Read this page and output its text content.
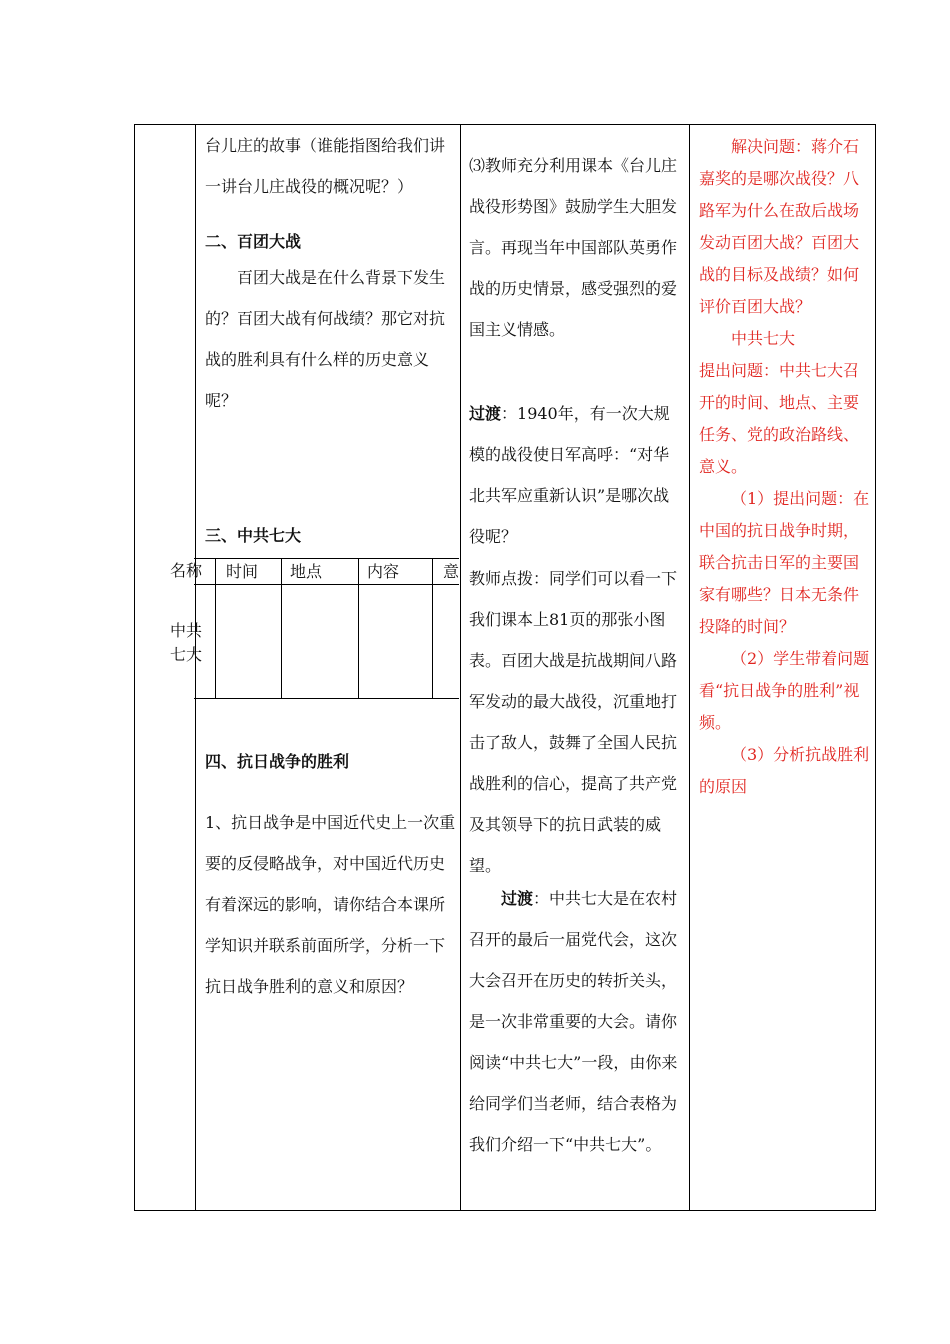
台儿庄的故事（谁能指图给我们讲一讲台儿庄战役的概况呢？）
二、百团大战
百团大战是在什么背景下发生的？百团大战有何战绩？那它对抗战的胜利具有什么样的历史意义呢？
三、中共七大
四、抗日战争的胜利
1、抗日战争是中国近代史上一次重要的反侵略战争，对中国近代历史有着深远的影响，请你结合本课所学知识并联系前面所学，分析一下抗日战争胜利的意义和原因？
⑶教师充分利用课本《台儿庄战役形势图》鼓励学生大胆发言。再现当年中国部队英勇作战的历史情景，感受强烈的爱国主义情感。
过渡：1940年，有一次大规模的战役使日军高呼：“对华北共军应重新认识”是哪次战役呢？
教师点拨：同学们可以看一下我们课本上81页的那张小图表。百团大战是抗战期间八路军发动的最大战役，沉重地打击了敌人，鼓舞了全国人民抗战胜利的信心，提高了共产党及其领导下的抗日武装的威望。
过渡：中共七大是在农村召开的最后一届党代会，这次大会召开在历史的转折关头，是一次非常重要的大会。请你阅读“中共七大”一段，由你来给同学们当老师，结合表格为我们介绍一下“中共七大”。
解决问题：蒋介石嘉奖的是哪次战役？八路军为什么在敌后战场发动百团大战？百团大战的目标及战绩？如何评价百团大战？
中共七大
提出问题：中共七大召开的时间、地点、主要任务、党的政治路线、意义。
（1）提出问题：在中国的抗日战争时期，联合抗击日军的主要国家有哪些？日本无条件投降的时间？
（2）学生带着问题看“抗日战争的胜利”视频。
（3）分析抗战胜利的原因
时间 地点	内容	意
名称
中共七大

* [Task to complete]: Pictures are excluded; repeat every record exactly.

* [Result]:
Read this page and output its text content.
台儿庄的故事（谁能指图给我们讲一讲台儿庄战役的概况呢？）
二、百团大战
百团大战是在什么背景下发生的？百团大战有何战绩？那它对抗战的胜利具有什么样的历史意义呢？
三、中共七大
四、抗日战争的胜利
1、抗日战争是中国近代史上一次重要的反侵略战争，对中国近代历史有着深远的影响，请你结合本课所学知识并联系前面所学，分析一下抗日战争胜利的意义和原因？
⑶教师充分利用课本《台儿庄战役形势图》鼓励学生大胆发言。再现当年中国部队英勇作战的历史情景，感受强烈的爱国主义情感。
过渡：1940年，有一次大规模的战役使日军高呼：“对华北共军应重新认识”是哪次战役呢？
教师点拨：同学们可以看一下我们课本上81页的那张小图表。百团大战是抗战期间八路军发动的最大战役，沉重地打击了敌人，鼓舞了全国人民抗战胜利的信心，提高了共产党及其领导下的抗日武装的威望。
过渡：中共七大是在农村召开的最后一届党代会，这次大会召开在历史的转折关头，是一次非常重要的大会。请你阅读“中共七大”一段，由你来给同学们当老师，结合表格为我们介绍一下“中共七大”。
解决问题：蒋介石嘉奖的是哪次战役？八路军为什么在敌后战场发动百团大战？百团大战的目标及战绩？如何评价百团大战？
中共七大
提出问题：中共七大召开的时间、地点、主要任务、党的政治路线、意义。
（1）提出问题：在中国的抗日战争时期，联合抗击日军的主要国家有哪些？日本无条件投降的时间？
（2）学生带着问题看“抗日战争的胜利”视频。
（3）分析抗战胜利的原因
时间 地点	内容	意
名称
中共七大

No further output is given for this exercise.